--- Source material ---

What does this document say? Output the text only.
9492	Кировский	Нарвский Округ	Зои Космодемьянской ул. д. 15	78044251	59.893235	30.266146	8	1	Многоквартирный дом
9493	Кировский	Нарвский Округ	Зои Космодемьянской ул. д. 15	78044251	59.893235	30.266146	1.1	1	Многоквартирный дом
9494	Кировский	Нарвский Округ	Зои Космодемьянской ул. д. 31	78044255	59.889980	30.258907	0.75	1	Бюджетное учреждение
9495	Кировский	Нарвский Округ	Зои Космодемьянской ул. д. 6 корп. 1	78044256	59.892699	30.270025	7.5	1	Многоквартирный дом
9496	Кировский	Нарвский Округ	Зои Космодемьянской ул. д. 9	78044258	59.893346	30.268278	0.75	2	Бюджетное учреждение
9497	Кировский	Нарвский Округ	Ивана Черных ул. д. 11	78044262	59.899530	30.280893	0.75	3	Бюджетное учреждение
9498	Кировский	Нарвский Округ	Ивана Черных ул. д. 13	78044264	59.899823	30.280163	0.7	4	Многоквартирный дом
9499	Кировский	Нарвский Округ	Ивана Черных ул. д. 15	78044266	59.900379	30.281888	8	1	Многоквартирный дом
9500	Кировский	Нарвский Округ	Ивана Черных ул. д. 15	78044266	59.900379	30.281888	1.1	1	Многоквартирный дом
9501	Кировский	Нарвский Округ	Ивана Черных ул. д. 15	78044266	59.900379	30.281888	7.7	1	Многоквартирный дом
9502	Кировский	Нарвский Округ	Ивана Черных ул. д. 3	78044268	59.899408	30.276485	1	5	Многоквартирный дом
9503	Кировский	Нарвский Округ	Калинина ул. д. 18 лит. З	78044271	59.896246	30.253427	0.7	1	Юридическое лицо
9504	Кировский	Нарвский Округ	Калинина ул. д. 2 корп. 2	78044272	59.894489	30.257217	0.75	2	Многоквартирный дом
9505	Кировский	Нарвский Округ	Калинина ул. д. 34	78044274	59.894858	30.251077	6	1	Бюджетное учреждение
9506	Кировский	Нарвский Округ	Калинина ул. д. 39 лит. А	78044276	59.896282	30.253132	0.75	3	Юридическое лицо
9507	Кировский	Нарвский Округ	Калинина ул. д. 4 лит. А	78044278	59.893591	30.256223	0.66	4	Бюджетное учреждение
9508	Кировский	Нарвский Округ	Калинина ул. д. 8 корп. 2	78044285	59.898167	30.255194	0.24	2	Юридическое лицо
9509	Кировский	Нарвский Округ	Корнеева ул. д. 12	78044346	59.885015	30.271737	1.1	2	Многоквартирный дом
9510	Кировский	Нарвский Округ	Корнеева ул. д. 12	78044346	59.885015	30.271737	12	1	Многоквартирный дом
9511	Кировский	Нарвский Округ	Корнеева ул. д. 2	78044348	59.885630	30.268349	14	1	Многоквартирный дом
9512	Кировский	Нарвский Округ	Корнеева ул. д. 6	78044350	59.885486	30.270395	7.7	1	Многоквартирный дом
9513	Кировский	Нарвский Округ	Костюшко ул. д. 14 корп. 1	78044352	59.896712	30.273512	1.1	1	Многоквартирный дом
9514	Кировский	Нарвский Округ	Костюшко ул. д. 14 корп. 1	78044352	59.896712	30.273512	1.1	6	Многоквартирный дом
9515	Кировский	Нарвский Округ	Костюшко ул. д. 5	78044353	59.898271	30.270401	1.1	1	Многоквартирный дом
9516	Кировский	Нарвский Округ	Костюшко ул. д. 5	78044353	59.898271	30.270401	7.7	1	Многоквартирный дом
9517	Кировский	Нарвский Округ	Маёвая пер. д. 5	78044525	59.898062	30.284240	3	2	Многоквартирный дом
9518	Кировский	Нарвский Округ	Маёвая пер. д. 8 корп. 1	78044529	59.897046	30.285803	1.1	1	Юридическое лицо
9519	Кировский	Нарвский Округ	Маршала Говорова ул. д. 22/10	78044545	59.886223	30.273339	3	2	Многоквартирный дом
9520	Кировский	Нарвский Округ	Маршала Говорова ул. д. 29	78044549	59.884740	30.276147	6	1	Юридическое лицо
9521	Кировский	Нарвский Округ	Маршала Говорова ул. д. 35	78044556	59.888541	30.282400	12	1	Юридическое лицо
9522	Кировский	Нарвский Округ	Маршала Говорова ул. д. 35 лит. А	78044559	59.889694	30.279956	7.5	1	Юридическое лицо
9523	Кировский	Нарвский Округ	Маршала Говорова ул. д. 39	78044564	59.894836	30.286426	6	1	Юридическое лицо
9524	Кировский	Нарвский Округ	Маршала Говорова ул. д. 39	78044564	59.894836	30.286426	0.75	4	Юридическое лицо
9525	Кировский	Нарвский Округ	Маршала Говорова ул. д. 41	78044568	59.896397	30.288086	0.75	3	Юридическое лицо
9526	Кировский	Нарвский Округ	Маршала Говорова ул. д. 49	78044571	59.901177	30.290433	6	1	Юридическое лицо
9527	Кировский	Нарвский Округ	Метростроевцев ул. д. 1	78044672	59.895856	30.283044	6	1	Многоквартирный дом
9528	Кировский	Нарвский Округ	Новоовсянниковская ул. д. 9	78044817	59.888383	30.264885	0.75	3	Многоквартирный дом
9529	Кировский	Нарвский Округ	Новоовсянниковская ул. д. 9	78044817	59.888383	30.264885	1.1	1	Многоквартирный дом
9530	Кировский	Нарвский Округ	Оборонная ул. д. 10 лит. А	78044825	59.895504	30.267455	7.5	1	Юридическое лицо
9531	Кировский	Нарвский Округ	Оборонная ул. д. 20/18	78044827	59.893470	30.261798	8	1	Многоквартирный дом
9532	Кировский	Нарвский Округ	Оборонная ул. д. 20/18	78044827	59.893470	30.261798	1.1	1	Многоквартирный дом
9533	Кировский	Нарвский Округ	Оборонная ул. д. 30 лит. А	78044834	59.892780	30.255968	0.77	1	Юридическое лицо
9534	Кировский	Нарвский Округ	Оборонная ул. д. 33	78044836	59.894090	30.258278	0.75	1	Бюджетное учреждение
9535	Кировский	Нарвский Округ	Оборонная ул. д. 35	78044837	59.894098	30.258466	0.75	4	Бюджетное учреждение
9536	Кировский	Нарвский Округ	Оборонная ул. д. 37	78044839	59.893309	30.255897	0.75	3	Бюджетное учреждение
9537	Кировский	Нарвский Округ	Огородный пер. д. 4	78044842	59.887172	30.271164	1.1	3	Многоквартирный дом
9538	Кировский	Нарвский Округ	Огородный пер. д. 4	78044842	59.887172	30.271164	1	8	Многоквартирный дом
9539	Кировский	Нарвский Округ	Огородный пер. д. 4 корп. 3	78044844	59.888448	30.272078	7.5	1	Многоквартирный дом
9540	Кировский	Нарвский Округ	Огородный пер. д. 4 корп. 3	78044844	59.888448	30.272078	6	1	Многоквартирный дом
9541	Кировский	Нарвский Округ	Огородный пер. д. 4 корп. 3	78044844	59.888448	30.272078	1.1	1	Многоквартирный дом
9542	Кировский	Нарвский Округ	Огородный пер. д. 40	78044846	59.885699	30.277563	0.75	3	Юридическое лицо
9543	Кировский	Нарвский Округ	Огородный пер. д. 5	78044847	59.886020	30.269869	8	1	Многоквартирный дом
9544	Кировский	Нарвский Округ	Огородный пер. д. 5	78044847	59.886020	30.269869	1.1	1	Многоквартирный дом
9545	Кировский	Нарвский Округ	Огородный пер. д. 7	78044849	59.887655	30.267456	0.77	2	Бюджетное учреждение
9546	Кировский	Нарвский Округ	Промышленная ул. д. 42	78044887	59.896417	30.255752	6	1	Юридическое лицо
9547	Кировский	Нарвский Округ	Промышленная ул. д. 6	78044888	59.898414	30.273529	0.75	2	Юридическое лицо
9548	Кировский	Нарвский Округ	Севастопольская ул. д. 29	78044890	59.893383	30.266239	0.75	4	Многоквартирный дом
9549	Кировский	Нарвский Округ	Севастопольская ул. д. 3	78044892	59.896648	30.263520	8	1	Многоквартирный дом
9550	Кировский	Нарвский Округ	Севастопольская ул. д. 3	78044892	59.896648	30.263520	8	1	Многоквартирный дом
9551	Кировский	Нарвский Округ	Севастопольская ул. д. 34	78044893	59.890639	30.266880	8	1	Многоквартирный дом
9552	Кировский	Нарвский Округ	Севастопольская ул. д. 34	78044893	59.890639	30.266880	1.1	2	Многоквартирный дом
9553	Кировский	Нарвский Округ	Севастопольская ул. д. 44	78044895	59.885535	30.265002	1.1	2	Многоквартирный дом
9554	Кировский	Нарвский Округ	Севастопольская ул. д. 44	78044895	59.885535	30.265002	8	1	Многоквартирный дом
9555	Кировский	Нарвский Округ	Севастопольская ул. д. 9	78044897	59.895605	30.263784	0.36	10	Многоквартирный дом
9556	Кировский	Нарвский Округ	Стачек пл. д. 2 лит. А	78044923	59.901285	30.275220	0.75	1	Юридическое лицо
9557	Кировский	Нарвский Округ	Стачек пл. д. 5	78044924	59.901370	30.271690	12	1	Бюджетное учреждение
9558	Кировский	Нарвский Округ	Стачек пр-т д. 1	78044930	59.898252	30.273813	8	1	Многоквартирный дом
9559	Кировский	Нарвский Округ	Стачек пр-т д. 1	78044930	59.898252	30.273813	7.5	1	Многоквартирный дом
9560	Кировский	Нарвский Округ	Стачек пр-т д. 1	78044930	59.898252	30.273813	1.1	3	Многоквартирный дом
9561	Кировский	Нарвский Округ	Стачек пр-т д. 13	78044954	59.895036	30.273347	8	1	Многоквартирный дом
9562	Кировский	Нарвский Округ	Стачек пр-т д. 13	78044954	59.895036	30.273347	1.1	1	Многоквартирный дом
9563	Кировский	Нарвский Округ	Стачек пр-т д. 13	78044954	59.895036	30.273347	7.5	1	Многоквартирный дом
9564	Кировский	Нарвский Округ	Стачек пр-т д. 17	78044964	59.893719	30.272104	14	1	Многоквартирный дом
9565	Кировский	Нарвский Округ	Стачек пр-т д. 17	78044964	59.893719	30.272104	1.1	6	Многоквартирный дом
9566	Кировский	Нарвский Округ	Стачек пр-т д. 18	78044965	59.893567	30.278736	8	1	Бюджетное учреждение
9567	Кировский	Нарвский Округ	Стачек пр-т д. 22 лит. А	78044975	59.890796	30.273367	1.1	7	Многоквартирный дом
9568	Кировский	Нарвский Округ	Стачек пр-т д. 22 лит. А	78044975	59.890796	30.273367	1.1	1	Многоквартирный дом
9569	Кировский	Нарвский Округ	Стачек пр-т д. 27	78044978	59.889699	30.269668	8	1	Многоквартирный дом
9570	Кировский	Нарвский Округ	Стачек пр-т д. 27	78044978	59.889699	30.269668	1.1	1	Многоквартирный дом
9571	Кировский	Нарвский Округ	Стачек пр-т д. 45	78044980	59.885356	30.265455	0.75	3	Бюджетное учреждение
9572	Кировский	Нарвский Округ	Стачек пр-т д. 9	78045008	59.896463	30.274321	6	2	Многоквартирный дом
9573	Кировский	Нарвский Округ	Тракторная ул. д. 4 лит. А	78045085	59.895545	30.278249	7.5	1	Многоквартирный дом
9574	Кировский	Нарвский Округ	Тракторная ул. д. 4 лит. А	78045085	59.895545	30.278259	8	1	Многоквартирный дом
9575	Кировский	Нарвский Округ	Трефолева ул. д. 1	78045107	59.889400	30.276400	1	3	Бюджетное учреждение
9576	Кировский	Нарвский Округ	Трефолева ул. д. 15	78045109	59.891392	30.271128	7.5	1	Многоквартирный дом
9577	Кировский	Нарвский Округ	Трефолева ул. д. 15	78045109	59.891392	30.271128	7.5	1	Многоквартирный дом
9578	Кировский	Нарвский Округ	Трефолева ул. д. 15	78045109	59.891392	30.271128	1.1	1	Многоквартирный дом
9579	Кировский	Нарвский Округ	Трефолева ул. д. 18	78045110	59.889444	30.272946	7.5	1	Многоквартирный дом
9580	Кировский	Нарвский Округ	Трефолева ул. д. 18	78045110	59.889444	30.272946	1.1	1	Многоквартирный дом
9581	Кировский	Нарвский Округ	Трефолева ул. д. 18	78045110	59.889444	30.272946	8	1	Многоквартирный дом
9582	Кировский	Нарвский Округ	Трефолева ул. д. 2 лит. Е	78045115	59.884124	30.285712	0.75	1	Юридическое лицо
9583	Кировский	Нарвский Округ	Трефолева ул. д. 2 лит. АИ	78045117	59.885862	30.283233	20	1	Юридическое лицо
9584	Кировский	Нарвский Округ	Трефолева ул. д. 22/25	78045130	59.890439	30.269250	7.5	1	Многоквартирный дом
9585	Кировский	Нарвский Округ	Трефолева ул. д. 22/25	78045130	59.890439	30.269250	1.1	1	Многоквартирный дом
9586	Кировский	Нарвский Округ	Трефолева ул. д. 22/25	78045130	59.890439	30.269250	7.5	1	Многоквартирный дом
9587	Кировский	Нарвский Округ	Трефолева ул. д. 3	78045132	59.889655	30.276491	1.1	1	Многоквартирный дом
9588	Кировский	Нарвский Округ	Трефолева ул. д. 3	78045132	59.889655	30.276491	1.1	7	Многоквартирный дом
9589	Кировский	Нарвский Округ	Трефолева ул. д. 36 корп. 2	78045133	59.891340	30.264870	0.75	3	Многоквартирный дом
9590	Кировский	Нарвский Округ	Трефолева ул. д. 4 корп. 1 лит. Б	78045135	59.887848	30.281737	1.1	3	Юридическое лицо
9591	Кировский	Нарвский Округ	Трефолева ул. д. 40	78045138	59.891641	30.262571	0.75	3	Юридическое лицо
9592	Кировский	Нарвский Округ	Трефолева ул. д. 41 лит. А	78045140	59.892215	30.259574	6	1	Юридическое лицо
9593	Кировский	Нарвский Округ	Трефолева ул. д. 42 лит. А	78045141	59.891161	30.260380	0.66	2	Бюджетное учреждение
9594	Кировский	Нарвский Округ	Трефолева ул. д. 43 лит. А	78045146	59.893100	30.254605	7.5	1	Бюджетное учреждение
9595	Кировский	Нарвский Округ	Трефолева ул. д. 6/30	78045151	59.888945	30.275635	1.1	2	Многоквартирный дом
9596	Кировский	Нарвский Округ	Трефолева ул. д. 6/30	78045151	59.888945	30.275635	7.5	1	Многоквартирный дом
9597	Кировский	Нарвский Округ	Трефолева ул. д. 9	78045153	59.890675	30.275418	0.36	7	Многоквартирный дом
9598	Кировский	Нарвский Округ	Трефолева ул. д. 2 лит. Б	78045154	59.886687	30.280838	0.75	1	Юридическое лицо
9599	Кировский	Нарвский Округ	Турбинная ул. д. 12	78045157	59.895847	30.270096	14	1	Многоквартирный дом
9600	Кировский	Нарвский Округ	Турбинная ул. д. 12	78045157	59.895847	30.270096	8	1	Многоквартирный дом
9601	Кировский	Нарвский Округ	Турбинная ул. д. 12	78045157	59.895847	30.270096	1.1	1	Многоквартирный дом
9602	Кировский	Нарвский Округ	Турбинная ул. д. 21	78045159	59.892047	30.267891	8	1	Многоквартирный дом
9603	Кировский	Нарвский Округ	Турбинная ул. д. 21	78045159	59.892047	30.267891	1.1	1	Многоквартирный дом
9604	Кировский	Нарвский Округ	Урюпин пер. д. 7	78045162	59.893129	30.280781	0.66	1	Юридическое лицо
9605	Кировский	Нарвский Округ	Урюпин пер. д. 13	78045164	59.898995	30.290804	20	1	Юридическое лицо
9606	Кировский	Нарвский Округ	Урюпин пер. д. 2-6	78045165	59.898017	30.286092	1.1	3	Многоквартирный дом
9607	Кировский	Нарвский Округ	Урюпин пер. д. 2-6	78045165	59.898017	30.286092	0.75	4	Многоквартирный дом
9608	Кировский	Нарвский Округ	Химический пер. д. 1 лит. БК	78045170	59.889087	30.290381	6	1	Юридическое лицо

---

Copy each line that contains the word "Севастопольская".

Answer to this exercise —
9548	Кировский	Нарвский Округ	Севастопольская ул. д. 29	78044890	59.893383	30.266239	0.75	4	Многоквартирный дом
9549	Кировский	Нарвский Округ	Севастопольская ул. д. 3	78044892	59.896648	30.263520	8	1	Многоквартирный дом
9550	Кировский	Нарвский Округ	Севастопольская ул. д. 3	78044892	59.896648	30.263520	8	1	Многоквартирный дом
9551	Кировский	Нарвский Округ	Севастопольская ул. д. 34	78044893	59.890639	30.266880	8	1	Многоквартирный дом
9552	Кировский	Нарвский Округ	Севастопольская ул. д. 34	78044893	59.890639	30.266880	1.1	2	Многоквартирный дом
9553	Кировский	Нарвский Округ	Севастопольская ул. д. 44	78044895	59.885535	30.265002	1.1	2	Многоквартирный дом
9554	Кировский	Нарвский Округ	Севастопольская ул. д. 44	78044895	59.885535	30.265002	8	1	Многоквартирный дом
9555	Кировский	Нарвский Округ	Севастопольская ул. д. 9	78044897	59.895605	30.263784	0.36	10	Многоквартирный дом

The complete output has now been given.